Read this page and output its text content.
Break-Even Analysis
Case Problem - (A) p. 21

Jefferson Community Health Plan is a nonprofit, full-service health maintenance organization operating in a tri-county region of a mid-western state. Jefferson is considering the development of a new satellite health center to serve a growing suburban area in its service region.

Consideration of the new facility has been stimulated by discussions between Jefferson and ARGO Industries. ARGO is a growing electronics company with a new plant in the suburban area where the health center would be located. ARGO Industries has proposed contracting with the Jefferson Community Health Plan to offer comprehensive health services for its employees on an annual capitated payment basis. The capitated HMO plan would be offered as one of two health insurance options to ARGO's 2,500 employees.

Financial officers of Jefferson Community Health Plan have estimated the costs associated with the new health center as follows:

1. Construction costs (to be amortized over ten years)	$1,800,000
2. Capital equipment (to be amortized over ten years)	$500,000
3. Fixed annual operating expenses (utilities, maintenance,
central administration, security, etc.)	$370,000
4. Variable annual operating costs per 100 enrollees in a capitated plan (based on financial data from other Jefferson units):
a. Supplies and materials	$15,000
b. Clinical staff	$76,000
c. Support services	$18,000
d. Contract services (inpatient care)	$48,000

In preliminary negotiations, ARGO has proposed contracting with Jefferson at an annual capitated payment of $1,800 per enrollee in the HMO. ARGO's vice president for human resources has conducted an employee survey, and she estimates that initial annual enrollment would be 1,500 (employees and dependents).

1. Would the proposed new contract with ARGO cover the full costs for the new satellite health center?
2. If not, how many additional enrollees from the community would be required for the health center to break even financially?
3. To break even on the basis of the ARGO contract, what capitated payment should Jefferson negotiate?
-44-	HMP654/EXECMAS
-*-*-
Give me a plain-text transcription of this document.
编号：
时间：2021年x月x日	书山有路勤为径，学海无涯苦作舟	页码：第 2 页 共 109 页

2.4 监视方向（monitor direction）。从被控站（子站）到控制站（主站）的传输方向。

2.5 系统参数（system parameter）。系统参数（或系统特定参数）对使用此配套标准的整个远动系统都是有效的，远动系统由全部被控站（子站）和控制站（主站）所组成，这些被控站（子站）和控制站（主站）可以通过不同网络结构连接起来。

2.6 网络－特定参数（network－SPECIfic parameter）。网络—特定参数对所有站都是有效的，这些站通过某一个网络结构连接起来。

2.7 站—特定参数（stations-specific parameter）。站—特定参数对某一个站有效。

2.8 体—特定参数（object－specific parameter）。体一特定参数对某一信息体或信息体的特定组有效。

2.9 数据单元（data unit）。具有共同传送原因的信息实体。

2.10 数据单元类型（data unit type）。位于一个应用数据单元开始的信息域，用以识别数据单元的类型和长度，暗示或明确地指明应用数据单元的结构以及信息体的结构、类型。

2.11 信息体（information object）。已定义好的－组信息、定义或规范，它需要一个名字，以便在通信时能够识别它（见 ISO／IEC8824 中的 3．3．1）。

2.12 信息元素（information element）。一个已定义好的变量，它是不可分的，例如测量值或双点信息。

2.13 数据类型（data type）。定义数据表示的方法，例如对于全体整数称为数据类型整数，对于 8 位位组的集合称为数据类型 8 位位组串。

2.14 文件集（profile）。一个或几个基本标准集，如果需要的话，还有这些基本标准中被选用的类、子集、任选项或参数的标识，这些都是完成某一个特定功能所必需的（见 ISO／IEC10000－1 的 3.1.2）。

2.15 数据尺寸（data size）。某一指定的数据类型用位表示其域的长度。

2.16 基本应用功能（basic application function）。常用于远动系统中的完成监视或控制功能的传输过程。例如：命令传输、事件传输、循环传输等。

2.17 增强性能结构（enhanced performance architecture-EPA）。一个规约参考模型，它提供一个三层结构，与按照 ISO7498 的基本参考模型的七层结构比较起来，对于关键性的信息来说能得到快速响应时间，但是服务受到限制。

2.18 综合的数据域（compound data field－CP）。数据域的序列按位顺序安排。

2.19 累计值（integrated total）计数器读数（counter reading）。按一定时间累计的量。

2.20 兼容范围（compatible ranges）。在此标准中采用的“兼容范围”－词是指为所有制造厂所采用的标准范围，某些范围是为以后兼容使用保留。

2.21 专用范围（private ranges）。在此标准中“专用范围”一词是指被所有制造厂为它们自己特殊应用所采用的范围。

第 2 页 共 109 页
-*-*-
Look over the material above and show each line where "information" appears.

Solution for this problem:
2.11 信息体（information object）。已定义好的－组信息、定义或规范，它需要一个名字，以便在通信时能够识别它（见 ISO／IEC8824 中的 3．3．1）。
2.12 信息元素（information element）。一个已定义好的变量，它是不可分的，例如测量值或双点信息。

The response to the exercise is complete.